_DIRECTIVE_. Exactly repeat the material, dropping every picture from the copy.
AVAILABLE DATA start
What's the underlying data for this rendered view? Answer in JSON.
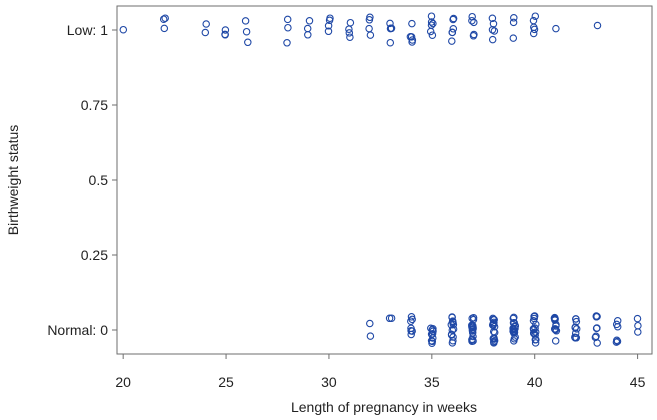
{
  "chart_data": {
    "type": "scatter",
    "title": "",
    "xlabel": "Length of pregnancy in weeks",
    "ylabel": "Birthweight status",
    "xlim": [
      19.7,
      45.7
    ],
    "ylim": [
      -0.08,
      1.08
    ],
    "x_ticks": [
      {
        "value": 20,
        "label": "20"
      },
      {
        "value": 25,
        "label": "25"
      },
      {
        "value": 30,
        "label": "30"
      },
      {
        "value": 35,
        "label": "35"
      },
      {
        "value": 40,
        "label": "40"
      },
      {
        "value": 45,
        "label": "45"
      }
    ],
    "y_ticks": [
      {
        "value": 0,
        "label": "Normal: 0"
      },
      {
        "value": 0.25,
        "label": "0.25"
      },
      {
        "value": 0.5,
        "label": "0.5"
      },
      {
        "value": 0.75,
        "label": "0.75"
      },
      {
        "value": 1,
        "label": "Low: 1"
      }
    ],
    "grid": false,
    "jitter": "vertical",
    "marker": "open-circle",
    "marker_color": "#1f48a6",
    "series": [
      {
        "status": 1,
        "x": [
          20,
          22,
          22,
          22,
          24,
          24,
          25,
          25,
          25,
          26,
          26,
          26,
          28,
          28,
          28,
          29,
          29,
          29,
          30,
          30,
          30,
          30,
          31,
          31,
          31,
          31,
          32,
          32,
          32,
          32,
          33,
          33,
          33,
          33,
          33,
          34,
          34,
          34,
          34,
          34,
          35,
          35,
          35,
          35,
          35,
          35,
          36,
          36,
          36,
          36,
          36,
          36,
          37,
          37,
          37,
          37,
          37,
          38,
          38,
          38,
          38,
          38,
          39,
          39,
          39,
          40,
          40,
          40,
          40,
          40,
          41,
          43
        ]
      },
      {
        "status": 0,
        "x": [
          32,
          32,
          33,
          33,
          34,
          34,
          34,
          34,
          34,
          34,
          34,
          35,
          35,
          35,
          35,
          35,
          35,
          35,
          35,
          35,
          35,
          36,
          36,
          36,
          36,
          36,
          36,
          36,
          36,
          36,
          36,
          36,
          36,
          36,
          36,
          37,
          37,
          37,
          37,
          37,
          37,
          37,
          37,
          37,
          37,
          37,
          37,
          37,
          37,
          37,
          37,
          37,
          37,
          38,
          38,
          38,
          38,
          38,
          38,
          38,
          38,
          38,
          38,
          38,
          38,
          38,
          38,
          38,
          38,
          38,
          38,
          39,
          39,
          39,
          39,
          39,
          39,
          39,
          39,
          39,
          39,
          39,
          39,
          39,
          39,
          39,
          39,
          39,
          39,
          40,
          40,
          40,
          40,
          40,
          40,
          40,
          40,
          40,
          40,
          40,
          40,
          40,
          40,
          40,
          40,
          40,
          40,
          41,
          41,
          41,
          41,
          41,
          41,
          41,
          41,
          41,
          41,
          41,
          41,
          41,
          41,
          42,
          42,
          42,
          42,
          42,
          42,
          42,
          42,
          42,
          42,
          43,
          43,
          43,
          43,
          43,
          43,
          43,
          43,
          44,
          44,
          44,
          44,
          44,
          44,
          45,
          45,
          45
        ]
      }
    ]
  }
}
AVAILABLE DATA end
_THE SOLUTION_.
What's the underlying data for this rendered view? Answer in JSON.
{
  "chart_data": {
    "type": "scatter",
    "title": "",
    "xlabel": "Length of pregnancy in weeks",
    "ylabel": "Birthweight status",
    "xlim": [
      19.7,
      45.7
    ],
    "ylim": [
      -0.08,
      1.08
    ],
    "x_ticks": [
      {
        "value": 20,
        "label": "20"
      },
      {
        "value": 25,
        "label": "25"
      },
      {
        "value": 30,
        "label": "30"
      },
      {
        "value": 35,
        "label": "35"
      },
      {
        "value": 40,
        "label": "40"
      },
      {
        "value": 45,
        "label": "45"
      }
    ],
    "y_ticks": [
      {
        "value": 0,
        "label": "Normal: 0"
      },
      {
        "value": 0.25,
        "label": "0.25"
      },
      {
        "value": 0.5,
        "label": "0.5"
      },
      {
        "value": 0.75,
        "label": "0.75"
      },
      {
        "value": 1,
        "label": "Low: 1"
      }
    ],
    "grid": false,
    "jitter": "vertical",
    "marker": "open-circle",
    "marker_color": "#1f48a6",
    "series": [
      {
        "status": 1,
        "x": [
          20,
          22,
          22,
          22,
          24,
          24,
          25,
          25,
          25,
          26,
          26,
          26,
          28,
          28,
          28,
          29,
          29,
          29,
          30,
          30,
          30,
          30,
          31,
          31,
          31,
          31,
          32,
          32,
          32,
          32,
          33,
          33,
          33,
          33,
          33,
          34,
          34,
          34,
          34,
          34,
          35,
          35,
          35,
          35,
          35,
          35,
          36,
          36,
          36,
          36,
          36,
          36,
          37,
          37,
          37,
          37,
          37,
          38,
          38,
          38,
          38,
          38,
          39,
          39,
          39,
          40,
          40,
          40,
          40,
          40,
          41,
          43
        ]
      },
      {
        "status": 0,
        "x": [
          32,
          32,
          33,
          33,
          34,
          34,
          34,
          34,
          34,
          34,
          34,
          35,
          35,
          35,
          35,
          35,
          35,
          35,
          35,
          35,
          35,
          36,
          36,
          36,
          36,
          36,
          36,
          36,
          36,
          36,
          36,
          36,
          36,
          36,
          36,
          37,
          37,
          37,
          37,
          37,
          37,
          37,
          37,
          37,
          37,
          37,
          37,
          37,
          37,
          37,
          37,
          37,
          37,
          38,
          38,
          38,
          38,
          38,
          38,
          38,
          38,
          38,
          38,
          38,
          38,
          38,
          38,
          38,
          38,
          38,
          38,
          39,
          39,
          39,
          39,
          39,
          39,
          39,
          39,
          39,
          39,
          39,
          39,
          39,
          39,
          39,
          39,
          39,
          39,
          40,
          40,
          40,
          40,
          40,
          40,
          40,
          40,
          40,
          40,
          40,
          40,
          40,
          40,
          40,
          40,
          40,
          40,
          41,
          41,
          41,
          41,
          41,
          41,
          41,
          41,
          41,
          41,
          41,
          41,
          41,
          41,
          42,
          42,
          42,
          42,
          42,
          42,
          42,
          42,
          42,
          42,
          43,
          43,
          43,
          43,
          43,
          43,
          43,
          43,
          44,
          44,
          44,
          44,
          44,
          44,
          45,
          45,
          45
        ]
      }
    ]
  }
}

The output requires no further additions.